_EXERCISE AIM_
Using the data beneath, show every line that includes the word "sempre".

[Dataset items]
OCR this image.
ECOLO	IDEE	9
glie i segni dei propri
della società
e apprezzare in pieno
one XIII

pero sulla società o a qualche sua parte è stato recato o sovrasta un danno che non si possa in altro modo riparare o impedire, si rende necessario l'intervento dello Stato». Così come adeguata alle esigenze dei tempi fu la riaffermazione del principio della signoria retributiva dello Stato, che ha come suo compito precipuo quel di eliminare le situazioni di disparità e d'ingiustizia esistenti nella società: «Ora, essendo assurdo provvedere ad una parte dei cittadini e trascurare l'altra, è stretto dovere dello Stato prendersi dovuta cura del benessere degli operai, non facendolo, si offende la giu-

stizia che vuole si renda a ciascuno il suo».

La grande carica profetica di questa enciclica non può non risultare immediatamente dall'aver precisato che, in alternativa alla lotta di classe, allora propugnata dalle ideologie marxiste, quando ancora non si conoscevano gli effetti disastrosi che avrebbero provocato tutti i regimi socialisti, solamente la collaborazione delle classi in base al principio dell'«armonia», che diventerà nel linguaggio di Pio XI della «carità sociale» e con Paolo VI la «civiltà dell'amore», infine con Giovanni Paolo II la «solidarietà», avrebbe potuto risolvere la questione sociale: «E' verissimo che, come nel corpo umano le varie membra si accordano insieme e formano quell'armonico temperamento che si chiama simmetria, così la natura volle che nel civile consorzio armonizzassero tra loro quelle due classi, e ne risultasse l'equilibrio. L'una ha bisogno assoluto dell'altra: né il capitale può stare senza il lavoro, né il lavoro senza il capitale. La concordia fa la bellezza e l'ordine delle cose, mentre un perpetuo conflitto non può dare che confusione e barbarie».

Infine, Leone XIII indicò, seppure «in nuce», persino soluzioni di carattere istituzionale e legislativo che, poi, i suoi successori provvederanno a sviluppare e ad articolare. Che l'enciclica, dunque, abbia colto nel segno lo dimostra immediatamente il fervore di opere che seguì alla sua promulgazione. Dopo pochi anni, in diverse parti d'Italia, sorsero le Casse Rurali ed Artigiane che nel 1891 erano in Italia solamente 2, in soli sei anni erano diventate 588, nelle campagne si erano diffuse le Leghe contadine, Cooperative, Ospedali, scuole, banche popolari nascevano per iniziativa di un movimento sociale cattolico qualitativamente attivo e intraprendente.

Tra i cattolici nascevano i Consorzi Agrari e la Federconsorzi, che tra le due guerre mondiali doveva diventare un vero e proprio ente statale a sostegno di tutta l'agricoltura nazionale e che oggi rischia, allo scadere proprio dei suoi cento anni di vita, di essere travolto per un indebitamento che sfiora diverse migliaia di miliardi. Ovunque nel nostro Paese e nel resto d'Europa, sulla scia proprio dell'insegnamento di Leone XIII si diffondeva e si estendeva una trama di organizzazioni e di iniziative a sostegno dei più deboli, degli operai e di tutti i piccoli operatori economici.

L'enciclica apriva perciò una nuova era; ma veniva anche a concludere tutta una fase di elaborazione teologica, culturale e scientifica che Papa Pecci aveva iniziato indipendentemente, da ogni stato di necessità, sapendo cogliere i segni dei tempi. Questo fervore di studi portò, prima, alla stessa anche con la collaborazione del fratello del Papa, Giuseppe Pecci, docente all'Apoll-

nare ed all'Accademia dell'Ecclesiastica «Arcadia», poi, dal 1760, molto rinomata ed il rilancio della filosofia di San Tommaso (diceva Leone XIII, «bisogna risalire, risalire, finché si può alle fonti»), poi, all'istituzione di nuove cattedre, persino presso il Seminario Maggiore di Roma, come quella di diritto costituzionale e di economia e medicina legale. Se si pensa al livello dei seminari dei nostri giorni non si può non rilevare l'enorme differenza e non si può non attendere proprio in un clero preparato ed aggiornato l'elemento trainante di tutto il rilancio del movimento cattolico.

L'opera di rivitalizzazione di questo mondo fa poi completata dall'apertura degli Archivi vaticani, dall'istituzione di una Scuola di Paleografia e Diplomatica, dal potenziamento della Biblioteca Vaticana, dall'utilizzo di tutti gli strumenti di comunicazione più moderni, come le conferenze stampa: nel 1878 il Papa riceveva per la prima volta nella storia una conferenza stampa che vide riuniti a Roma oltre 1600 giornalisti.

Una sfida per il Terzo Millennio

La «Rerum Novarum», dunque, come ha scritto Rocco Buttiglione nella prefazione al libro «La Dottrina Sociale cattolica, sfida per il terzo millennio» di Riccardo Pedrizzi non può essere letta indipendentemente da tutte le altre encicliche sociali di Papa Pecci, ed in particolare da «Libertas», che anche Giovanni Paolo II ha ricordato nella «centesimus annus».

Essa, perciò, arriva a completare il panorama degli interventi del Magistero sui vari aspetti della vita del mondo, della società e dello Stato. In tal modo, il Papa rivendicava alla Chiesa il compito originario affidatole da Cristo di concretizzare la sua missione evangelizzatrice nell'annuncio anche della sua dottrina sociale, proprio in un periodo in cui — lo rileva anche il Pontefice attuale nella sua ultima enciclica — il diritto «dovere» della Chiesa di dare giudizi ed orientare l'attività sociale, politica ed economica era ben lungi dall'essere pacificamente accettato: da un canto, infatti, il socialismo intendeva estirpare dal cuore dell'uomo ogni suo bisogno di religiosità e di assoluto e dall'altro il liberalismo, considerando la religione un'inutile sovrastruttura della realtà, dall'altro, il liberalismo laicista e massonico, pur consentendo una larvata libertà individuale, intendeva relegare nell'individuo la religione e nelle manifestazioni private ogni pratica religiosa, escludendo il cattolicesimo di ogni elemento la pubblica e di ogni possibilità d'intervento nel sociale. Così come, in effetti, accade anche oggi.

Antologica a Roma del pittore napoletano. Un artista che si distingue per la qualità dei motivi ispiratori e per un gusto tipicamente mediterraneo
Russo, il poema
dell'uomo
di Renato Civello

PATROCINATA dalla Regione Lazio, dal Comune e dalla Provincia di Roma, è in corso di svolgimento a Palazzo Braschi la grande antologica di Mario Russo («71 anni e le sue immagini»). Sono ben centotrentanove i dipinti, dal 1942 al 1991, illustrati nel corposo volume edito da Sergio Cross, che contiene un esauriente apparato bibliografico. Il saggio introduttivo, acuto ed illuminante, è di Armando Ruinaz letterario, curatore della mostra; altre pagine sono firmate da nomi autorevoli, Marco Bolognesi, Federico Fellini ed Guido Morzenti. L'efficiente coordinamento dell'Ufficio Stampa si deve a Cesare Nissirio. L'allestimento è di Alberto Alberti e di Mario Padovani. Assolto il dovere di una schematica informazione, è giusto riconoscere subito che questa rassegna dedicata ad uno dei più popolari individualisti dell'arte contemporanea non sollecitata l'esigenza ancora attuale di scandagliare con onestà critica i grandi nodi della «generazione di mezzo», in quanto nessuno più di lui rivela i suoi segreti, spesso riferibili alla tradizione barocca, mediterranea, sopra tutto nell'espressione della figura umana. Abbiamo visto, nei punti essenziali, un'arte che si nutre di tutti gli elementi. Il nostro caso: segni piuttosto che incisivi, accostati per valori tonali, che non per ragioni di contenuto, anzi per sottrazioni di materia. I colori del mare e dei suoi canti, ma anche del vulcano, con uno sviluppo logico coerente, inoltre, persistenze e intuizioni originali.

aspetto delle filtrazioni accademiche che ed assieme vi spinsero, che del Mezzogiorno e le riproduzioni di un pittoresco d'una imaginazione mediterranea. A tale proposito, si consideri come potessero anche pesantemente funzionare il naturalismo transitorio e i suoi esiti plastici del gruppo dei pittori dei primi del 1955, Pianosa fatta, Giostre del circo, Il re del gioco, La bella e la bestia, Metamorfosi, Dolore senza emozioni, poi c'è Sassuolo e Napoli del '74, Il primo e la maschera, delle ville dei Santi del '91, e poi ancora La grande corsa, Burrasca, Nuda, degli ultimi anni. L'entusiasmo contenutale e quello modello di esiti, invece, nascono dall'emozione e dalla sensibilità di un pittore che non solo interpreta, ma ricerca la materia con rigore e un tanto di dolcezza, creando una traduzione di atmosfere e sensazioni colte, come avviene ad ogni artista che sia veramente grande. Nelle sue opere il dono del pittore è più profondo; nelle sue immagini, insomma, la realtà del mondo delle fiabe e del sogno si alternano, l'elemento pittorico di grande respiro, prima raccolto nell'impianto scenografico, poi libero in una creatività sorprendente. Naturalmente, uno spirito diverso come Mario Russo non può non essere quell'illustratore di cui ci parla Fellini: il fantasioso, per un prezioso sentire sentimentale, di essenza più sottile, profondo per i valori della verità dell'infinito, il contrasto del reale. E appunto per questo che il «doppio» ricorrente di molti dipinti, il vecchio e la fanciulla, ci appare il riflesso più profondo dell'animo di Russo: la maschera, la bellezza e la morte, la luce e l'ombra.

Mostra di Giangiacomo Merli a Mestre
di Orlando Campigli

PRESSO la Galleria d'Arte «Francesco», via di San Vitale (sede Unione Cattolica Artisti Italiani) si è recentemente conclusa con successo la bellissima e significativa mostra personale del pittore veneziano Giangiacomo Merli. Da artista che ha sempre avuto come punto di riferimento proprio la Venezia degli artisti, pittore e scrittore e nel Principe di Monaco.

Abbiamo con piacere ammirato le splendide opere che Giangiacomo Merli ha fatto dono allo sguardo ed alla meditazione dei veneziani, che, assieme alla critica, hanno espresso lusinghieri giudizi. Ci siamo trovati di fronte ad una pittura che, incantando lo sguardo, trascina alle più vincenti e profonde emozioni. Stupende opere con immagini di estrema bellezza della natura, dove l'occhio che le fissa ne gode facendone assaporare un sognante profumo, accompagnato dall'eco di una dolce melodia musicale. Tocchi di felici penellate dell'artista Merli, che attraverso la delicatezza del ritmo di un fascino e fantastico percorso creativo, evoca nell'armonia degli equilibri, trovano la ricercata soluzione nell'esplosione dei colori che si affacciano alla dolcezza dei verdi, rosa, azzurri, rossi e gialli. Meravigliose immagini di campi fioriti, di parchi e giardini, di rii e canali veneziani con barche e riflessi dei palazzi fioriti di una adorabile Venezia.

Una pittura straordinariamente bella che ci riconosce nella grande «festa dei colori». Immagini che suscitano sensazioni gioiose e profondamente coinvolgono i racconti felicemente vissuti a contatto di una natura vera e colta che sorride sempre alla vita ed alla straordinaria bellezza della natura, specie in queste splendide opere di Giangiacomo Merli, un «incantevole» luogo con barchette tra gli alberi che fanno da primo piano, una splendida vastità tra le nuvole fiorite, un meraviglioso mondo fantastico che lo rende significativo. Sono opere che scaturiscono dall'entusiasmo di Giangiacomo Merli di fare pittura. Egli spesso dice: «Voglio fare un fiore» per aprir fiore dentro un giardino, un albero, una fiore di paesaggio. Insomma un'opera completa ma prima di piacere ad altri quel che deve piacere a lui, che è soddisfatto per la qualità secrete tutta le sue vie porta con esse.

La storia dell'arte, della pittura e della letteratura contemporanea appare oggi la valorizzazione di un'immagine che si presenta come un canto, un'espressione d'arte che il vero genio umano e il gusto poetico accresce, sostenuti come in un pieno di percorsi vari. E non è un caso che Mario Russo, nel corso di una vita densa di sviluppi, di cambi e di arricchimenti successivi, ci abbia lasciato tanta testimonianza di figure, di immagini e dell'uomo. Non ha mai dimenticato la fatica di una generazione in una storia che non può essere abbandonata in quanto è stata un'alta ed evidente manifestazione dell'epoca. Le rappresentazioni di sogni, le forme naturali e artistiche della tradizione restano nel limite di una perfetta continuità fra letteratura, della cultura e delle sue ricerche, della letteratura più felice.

_EXERCISE SOLUTION_
PRESSO la Galleria d'Arte «Francesco», via di San Vitale (sede Unione Cattolica Artisti Italiani) si è recentemente conclusa con successo la bellissima e significativa mostra personale del pittore veneziano Giangiacomo Merli. Da artista che ha sempre avuto come punto di riferimento proprio la Venezia degli artisti, pittore e scrittore e nel Principe di Monaco.
Una pittura straordinariamente bella che ci riconosce nella grande «festa dei colori». Immagini che suscitano sensazioni gioiose e profondamente coinvolgono i racconti felicemente vissuti a contatto di una natura vera e colta che sorride sempre alla vita ed alla straordinaria bellezza della natura, specie in queste splendide opere di Giangiacomo Merli, un «incantevole» luogo con barchette tra gli alberi che fanno da primo piano, una splendida vastità tra le nuvole fiorite, un meraviglioso mondo fantastico che lo rende significativo. Sono opere che scaturiscono dall'entusiasmo di Giangiacomo Merli di fare pittura. Egli spesso dice: «Voglio fare un fiore» per aprir fiore dentro un giardino, un albero, una fiore di paesaggio. Insomma un'opera completa ma prima di piacere ad altri quel che deve piacere a lui, che è soddisfatto per la qualità secrete tutta le sue vie porta con esse.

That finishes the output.